_TASK:_ Scan the following material for the string "충청북도농업기술원" and copy each line in which it appears.

(Dataset items)
####

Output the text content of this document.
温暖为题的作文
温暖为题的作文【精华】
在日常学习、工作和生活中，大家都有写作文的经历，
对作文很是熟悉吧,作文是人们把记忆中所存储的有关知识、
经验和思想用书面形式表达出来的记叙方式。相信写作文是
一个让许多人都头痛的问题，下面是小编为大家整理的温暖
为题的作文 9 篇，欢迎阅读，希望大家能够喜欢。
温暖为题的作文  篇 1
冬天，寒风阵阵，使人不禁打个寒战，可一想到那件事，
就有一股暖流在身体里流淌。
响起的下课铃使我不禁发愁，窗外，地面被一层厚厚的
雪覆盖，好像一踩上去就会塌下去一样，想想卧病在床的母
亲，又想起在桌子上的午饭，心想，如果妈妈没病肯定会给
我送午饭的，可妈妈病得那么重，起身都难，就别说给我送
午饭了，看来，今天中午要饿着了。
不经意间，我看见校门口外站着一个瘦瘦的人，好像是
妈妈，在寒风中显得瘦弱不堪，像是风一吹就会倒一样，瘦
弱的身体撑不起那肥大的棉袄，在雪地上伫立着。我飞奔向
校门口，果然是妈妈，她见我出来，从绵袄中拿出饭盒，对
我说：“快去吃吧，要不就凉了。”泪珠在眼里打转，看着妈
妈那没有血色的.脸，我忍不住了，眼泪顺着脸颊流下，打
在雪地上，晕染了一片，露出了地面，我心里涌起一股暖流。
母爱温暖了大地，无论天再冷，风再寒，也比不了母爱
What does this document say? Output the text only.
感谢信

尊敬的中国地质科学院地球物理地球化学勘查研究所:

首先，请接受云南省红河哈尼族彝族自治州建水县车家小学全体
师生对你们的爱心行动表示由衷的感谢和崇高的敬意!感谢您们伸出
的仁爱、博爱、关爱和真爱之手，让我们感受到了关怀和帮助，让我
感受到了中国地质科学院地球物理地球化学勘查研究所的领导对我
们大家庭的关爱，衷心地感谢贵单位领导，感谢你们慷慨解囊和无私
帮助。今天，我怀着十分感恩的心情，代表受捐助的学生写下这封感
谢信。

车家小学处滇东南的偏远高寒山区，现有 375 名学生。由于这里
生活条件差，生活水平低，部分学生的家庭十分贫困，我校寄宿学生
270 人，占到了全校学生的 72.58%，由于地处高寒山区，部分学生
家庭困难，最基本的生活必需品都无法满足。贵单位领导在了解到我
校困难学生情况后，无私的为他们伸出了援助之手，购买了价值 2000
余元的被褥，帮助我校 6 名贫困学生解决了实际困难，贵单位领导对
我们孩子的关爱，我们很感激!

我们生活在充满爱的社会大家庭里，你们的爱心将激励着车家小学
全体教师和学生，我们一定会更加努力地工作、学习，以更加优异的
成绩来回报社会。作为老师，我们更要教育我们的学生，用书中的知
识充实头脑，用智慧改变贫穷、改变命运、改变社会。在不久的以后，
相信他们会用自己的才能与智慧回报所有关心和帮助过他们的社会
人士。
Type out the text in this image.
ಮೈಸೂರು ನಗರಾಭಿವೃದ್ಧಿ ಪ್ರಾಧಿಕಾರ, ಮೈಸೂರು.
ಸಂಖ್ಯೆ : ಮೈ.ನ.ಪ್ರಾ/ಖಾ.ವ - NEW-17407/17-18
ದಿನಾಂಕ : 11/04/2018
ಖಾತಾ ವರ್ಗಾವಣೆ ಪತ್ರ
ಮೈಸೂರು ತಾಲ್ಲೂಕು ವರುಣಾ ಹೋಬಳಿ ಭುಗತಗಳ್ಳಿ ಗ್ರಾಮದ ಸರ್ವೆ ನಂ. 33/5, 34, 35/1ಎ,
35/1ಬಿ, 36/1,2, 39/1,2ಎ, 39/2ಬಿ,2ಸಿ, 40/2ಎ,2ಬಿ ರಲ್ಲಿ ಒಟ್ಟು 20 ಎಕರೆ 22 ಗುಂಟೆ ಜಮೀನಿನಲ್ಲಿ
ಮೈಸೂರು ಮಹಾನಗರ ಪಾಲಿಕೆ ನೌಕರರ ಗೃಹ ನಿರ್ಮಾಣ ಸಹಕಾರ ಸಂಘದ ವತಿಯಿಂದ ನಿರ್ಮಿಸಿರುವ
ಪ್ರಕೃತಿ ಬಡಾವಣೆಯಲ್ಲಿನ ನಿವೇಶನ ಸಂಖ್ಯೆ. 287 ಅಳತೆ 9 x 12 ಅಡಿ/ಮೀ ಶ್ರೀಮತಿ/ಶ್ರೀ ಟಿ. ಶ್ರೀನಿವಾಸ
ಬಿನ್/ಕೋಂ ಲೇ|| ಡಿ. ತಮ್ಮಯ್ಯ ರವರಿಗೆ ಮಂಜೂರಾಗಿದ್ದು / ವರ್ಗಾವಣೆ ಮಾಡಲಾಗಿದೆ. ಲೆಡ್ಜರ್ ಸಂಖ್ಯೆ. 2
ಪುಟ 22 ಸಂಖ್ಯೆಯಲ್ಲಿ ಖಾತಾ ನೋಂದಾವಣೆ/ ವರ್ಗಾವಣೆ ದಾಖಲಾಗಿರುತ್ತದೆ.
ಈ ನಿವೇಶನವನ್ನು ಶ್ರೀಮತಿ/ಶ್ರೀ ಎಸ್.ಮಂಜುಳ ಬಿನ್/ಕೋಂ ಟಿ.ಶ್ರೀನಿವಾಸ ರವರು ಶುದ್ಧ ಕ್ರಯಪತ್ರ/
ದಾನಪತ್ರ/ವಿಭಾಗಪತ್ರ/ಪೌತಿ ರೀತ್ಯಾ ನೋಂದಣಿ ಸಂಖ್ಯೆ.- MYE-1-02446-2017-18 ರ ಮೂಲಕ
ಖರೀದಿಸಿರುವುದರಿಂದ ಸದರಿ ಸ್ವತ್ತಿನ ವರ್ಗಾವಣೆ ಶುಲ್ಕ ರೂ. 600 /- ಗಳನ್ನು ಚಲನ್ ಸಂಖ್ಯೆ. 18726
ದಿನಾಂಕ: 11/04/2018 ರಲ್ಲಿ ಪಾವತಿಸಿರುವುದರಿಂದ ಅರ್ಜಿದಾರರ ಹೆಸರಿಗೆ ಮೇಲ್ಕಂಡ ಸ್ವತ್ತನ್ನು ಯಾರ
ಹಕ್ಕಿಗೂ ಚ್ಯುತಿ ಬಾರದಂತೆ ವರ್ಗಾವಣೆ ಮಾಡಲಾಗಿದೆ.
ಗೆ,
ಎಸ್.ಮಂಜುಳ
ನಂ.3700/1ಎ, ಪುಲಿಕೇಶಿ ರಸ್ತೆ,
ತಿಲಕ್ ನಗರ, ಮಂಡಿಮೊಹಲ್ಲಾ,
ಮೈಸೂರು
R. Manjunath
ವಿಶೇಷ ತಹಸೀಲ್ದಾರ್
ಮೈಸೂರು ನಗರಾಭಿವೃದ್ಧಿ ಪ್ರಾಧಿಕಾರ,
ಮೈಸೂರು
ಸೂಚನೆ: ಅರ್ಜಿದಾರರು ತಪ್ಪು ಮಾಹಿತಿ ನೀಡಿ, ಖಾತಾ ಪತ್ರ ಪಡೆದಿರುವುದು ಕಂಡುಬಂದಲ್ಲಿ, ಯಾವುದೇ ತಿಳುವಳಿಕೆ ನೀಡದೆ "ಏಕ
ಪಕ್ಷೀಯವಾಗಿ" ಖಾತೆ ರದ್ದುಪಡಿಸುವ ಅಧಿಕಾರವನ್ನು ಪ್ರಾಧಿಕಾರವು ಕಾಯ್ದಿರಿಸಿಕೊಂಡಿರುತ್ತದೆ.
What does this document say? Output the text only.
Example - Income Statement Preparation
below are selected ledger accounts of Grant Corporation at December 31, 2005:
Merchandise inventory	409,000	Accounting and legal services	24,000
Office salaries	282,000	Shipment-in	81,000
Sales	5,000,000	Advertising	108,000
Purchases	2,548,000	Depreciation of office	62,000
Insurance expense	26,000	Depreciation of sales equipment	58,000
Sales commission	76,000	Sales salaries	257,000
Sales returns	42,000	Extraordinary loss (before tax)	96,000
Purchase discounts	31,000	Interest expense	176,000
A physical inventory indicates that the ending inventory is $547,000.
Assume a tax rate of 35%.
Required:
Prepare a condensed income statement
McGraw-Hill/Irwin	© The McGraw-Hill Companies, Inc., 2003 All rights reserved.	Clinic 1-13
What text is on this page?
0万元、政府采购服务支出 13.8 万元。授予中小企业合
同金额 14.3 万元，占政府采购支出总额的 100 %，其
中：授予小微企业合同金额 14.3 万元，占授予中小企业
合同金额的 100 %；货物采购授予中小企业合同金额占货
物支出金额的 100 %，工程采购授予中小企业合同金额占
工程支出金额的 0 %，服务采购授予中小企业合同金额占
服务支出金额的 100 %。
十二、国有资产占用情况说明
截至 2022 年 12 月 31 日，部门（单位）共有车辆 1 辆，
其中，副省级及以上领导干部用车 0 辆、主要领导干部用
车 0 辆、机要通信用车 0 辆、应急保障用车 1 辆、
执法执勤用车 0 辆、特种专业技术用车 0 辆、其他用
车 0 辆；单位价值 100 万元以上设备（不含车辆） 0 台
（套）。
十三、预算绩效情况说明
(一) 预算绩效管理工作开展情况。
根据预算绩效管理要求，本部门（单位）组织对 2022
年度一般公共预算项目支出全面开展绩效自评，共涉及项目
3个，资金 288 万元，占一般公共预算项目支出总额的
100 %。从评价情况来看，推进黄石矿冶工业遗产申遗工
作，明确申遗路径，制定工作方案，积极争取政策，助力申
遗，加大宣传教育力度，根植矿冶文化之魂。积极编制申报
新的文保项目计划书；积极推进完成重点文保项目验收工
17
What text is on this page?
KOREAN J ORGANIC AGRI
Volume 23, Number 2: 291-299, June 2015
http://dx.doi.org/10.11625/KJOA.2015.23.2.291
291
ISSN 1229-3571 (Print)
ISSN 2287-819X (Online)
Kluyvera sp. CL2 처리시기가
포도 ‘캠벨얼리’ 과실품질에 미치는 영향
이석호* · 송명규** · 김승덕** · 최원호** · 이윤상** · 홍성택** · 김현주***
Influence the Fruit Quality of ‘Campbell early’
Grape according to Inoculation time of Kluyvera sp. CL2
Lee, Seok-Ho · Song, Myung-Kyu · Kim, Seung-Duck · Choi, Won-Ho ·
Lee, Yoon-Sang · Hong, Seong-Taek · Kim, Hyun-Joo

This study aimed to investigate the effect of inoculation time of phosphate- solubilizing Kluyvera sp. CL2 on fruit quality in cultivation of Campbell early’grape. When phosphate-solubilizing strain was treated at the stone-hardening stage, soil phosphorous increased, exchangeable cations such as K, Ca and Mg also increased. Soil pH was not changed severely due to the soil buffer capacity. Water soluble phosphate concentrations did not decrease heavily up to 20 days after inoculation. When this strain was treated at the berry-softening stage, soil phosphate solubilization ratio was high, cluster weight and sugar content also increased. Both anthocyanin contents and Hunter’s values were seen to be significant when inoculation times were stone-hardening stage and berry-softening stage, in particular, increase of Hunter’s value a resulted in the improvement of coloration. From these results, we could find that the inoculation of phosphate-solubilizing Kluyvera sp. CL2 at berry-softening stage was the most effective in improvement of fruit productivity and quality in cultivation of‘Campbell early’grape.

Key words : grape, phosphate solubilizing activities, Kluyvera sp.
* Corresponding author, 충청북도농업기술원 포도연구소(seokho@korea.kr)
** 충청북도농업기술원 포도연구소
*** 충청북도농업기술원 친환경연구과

####

_TASK ANSWER:_
* Corresponding author, 충청북도농업기술원 포도연구소(seokho@korea.kr)
** 충청북도농업기술원 포도연구소
*** 충청북도농업기술원 친환경연구과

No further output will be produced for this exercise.